=== YOUR INSTRUCTIONS ===
How many lines of the records hold the string "Temp"? Reply with the number alone.

Part of a data file:
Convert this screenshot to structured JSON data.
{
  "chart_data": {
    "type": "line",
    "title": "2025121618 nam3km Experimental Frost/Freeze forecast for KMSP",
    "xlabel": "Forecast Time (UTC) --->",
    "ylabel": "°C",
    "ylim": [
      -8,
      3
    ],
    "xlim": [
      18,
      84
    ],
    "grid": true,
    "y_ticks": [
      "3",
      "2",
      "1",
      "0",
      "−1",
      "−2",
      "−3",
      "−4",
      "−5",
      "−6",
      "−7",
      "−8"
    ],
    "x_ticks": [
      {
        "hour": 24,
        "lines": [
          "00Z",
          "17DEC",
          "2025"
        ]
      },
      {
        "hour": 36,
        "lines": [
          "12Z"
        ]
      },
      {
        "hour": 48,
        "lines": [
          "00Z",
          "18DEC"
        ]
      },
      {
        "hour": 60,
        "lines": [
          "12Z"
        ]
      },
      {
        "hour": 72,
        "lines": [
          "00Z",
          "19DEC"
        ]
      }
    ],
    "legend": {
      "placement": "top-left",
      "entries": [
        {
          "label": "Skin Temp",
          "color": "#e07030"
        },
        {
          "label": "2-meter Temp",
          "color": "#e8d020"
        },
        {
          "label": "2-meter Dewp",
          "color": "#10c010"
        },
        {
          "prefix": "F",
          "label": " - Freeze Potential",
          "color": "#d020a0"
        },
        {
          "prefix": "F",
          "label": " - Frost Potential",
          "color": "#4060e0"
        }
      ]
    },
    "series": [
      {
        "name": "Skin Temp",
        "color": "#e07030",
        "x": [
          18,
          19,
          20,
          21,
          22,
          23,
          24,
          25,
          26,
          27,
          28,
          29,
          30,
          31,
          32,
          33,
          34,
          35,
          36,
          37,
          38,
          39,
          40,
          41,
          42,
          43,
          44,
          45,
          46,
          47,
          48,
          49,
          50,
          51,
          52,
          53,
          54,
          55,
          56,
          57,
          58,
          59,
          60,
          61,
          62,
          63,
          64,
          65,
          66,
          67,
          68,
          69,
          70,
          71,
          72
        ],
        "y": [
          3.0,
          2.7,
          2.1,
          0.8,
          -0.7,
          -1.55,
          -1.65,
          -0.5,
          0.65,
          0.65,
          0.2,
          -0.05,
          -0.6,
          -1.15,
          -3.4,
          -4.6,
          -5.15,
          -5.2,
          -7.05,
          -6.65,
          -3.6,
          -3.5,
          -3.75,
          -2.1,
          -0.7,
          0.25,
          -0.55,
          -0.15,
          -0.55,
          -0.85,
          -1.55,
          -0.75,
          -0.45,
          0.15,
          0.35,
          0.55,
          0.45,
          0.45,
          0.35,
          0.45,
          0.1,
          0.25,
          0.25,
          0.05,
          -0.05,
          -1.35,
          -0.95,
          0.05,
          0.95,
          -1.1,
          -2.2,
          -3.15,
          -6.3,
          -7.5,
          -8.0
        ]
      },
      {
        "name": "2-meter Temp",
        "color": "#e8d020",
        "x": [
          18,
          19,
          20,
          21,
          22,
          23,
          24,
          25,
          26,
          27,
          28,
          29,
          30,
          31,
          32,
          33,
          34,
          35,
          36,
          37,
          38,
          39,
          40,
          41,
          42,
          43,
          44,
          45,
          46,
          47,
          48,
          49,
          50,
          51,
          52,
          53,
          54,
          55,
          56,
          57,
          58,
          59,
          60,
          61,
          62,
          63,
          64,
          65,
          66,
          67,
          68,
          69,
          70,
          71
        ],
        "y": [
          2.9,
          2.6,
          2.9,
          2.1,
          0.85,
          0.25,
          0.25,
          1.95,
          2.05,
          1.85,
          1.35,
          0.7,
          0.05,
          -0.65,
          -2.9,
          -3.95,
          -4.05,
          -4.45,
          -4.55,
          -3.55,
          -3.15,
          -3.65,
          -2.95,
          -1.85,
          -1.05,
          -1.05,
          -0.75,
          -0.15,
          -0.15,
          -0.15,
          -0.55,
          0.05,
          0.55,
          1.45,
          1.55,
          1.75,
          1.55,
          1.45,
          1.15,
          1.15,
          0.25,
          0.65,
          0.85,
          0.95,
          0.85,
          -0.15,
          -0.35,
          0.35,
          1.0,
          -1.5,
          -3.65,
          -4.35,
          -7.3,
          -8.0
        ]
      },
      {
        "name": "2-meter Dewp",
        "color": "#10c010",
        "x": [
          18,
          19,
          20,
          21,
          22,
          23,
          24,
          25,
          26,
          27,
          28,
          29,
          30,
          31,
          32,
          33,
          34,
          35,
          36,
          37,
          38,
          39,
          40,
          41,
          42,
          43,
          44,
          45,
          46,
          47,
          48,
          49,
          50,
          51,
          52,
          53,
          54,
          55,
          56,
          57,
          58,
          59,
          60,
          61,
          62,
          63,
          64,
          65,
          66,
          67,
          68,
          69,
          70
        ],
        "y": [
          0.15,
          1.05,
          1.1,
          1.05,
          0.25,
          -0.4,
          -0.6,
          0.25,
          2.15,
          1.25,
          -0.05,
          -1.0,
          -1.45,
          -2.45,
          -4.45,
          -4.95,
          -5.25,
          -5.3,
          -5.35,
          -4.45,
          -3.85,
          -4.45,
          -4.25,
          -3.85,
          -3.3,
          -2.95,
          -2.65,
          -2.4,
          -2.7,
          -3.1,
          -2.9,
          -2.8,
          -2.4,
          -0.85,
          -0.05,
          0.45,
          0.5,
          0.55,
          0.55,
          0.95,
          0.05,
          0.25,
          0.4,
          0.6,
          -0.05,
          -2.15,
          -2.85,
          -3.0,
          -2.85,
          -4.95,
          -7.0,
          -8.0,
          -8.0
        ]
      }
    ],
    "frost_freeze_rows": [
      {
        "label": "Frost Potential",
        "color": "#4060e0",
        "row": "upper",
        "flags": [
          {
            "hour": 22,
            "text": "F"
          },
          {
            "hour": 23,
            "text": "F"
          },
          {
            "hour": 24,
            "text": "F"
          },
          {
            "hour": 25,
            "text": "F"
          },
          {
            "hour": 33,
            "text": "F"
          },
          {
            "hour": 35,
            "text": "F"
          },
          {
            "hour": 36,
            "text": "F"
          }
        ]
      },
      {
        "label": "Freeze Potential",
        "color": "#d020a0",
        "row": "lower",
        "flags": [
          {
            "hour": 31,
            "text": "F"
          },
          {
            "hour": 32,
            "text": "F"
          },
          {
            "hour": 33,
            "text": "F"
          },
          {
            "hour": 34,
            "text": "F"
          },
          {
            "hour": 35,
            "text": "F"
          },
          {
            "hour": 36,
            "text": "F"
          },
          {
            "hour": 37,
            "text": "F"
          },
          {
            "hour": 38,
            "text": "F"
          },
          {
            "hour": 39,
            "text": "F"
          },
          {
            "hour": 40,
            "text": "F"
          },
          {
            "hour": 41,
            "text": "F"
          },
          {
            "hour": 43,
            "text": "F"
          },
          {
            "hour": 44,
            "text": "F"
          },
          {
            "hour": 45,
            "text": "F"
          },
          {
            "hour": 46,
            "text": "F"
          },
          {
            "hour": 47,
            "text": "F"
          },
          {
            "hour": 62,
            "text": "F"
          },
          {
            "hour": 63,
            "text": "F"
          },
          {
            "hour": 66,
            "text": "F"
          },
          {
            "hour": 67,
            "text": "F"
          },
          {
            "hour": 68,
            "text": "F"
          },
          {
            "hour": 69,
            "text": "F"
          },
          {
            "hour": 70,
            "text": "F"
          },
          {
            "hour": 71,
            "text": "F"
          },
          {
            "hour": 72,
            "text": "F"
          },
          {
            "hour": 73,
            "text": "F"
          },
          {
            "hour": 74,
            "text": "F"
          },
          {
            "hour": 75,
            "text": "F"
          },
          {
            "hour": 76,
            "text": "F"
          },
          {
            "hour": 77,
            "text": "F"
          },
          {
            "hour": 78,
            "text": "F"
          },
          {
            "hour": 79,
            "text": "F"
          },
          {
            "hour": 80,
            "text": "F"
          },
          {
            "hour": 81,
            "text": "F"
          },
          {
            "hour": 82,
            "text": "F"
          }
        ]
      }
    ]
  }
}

=== WRITTEN RESPONSE ===
4